# [What you need to do]
Copy every line of the listing that holds the string "with".

** START OF Dataset content **

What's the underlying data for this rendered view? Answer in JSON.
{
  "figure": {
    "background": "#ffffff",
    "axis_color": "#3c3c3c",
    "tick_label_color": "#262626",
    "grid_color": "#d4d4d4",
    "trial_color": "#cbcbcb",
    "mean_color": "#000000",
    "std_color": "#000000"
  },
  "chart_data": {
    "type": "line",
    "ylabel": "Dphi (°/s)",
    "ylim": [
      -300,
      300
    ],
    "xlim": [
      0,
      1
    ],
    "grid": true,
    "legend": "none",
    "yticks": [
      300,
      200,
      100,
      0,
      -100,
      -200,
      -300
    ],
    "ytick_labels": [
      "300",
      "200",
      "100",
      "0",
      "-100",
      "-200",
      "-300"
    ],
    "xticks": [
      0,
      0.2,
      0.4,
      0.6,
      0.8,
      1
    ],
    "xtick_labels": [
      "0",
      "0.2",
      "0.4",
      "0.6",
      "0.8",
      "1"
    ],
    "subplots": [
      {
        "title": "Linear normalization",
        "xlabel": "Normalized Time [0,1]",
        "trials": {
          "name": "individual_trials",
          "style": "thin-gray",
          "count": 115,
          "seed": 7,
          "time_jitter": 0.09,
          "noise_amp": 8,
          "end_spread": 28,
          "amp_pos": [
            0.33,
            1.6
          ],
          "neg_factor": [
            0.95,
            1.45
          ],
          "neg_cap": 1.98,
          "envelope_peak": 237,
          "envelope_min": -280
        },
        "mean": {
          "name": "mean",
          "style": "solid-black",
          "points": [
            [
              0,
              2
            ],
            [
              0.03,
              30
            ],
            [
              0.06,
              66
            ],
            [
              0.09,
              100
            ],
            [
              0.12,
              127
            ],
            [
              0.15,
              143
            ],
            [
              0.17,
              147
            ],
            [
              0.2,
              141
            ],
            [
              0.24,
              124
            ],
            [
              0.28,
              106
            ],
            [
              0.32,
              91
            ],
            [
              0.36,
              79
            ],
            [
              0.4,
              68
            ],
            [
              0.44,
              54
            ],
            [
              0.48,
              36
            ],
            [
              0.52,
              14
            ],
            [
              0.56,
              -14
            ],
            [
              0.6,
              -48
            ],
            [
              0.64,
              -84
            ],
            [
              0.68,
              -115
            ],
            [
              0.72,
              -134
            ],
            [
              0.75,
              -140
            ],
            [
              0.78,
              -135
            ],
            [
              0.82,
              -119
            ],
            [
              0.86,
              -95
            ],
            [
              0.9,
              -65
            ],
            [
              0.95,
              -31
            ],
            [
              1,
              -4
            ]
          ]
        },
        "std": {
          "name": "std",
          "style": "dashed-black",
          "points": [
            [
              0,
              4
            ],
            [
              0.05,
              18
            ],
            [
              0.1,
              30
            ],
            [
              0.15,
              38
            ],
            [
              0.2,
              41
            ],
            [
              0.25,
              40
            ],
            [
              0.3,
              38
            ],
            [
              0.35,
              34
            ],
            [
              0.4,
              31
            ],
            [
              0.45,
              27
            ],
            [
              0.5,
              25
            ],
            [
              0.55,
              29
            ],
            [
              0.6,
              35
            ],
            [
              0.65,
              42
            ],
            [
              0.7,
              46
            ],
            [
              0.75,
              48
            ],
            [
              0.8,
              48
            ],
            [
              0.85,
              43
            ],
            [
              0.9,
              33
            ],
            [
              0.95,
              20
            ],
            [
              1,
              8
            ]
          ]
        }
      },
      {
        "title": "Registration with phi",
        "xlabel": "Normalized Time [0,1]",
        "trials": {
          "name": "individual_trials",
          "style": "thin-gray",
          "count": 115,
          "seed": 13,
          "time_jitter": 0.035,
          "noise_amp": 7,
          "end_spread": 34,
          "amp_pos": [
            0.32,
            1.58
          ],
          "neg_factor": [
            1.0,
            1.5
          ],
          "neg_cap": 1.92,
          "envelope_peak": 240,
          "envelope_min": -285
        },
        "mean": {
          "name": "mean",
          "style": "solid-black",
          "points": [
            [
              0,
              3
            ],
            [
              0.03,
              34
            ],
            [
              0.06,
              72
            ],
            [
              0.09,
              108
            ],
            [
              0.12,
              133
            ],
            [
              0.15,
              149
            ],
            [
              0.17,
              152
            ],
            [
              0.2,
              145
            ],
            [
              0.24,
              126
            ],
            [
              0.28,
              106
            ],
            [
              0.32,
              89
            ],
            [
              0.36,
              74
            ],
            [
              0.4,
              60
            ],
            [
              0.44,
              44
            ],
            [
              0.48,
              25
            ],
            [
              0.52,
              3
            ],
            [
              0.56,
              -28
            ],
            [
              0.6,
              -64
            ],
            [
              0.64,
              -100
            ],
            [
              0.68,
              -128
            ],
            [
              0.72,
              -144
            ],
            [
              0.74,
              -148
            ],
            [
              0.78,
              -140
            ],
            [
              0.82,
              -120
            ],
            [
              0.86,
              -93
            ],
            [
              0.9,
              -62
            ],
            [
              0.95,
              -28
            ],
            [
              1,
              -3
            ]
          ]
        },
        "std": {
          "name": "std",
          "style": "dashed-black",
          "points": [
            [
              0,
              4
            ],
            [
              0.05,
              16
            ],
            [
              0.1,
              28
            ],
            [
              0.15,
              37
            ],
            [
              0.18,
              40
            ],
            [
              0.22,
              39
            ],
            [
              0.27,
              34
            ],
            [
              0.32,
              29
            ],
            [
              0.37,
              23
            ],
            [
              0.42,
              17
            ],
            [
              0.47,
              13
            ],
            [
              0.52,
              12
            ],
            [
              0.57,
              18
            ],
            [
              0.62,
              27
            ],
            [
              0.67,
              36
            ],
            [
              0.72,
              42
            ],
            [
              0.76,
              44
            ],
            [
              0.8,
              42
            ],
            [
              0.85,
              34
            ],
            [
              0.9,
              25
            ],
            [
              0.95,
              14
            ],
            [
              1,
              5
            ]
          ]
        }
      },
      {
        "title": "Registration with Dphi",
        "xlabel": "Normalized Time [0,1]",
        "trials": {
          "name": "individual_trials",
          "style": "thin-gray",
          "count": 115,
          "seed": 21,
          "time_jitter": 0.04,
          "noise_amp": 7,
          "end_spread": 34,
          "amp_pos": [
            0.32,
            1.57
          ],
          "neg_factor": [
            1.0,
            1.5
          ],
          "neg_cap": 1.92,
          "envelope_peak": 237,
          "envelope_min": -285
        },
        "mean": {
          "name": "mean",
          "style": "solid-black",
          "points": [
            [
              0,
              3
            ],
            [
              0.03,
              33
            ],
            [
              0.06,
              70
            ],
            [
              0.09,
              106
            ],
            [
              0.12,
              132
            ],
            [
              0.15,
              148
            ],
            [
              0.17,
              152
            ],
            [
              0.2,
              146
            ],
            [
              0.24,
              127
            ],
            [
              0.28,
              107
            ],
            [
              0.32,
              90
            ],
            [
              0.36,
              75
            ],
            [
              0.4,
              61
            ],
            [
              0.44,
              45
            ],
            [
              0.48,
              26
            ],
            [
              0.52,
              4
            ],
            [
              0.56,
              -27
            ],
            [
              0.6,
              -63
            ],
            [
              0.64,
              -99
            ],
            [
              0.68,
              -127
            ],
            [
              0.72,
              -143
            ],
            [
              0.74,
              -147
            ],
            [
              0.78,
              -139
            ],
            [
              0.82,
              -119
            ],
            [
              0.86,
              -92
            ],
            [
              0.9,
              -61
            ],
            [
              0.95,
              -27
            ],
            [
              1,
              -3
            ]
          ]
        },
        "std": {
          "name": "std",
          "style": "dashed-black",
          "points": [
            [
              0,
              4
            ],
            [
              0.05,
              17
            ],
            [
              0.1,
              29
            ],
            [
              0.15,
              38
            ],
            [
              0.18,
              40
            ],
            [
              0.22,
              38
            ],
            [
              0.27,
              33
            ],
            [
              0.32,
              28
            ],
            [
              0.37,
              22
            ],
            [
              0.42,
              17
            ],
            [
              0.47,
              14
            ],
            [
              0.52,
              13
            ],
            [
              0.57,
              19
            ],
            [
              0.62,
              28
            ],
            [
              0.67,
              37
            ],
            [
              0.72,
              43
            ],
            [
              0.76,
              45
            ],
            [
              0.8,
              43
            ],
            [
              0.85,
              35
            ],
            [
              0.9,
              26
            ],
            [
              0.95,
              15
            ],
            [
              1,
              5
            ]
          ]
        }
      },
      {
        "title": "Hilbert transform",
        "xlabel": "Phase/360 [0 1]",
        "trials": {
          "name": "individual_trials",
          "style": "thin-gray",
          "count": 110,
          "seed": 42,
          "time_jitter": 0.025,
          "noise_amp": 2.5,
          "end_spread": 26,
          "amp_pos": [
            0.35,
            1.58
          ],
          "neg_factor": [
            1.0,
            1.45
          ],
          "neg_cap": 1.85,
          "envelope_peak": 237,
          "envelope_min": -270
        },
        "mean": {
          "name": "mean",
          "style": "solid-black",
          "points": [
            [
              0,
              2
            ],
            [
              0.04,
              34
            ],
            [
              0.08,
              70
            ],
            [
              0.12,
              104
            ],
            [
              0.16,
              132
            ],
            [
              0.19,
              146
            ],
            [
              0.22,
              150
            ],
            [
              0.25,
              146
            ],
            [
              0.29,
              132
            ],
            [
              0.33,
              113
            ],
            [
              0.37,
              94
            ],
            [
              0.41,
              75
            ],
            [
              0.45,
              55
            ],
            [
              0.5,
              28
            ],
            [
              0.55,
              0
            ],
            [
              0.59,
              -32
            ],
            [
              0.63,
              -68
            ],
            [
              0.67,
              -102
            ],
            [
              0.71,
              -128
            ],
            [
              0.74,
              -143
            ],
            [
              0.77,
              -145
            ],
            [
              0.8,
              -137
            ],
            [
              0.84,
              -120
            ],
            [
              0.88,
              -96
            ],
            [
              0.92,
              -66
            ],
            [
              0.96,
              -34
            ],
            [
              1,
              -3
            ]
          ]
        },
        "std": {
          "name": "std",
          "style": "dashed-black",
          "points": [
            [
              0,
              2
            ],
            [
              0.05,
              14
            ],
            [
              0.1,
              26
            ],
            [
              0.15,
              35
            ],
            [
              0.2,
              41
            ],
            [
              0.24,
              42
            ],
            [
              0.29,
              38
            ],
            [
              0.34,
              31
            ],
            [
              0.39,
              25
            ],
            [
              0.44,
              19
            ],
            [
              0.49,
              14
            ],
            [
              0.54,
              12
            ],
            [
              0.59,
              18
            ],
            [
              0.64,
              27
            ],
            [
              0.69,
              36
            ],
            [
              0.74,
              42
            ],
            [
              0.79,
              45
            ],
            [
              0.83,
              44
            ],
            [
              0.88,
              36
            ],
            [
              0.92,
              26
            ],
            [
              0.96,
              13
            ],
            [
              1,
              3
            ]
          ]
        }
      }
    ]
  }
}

** END OF Dataset content **

# [Result]
        "title": "Registration with phi",
        "title": "Registration with Dphi",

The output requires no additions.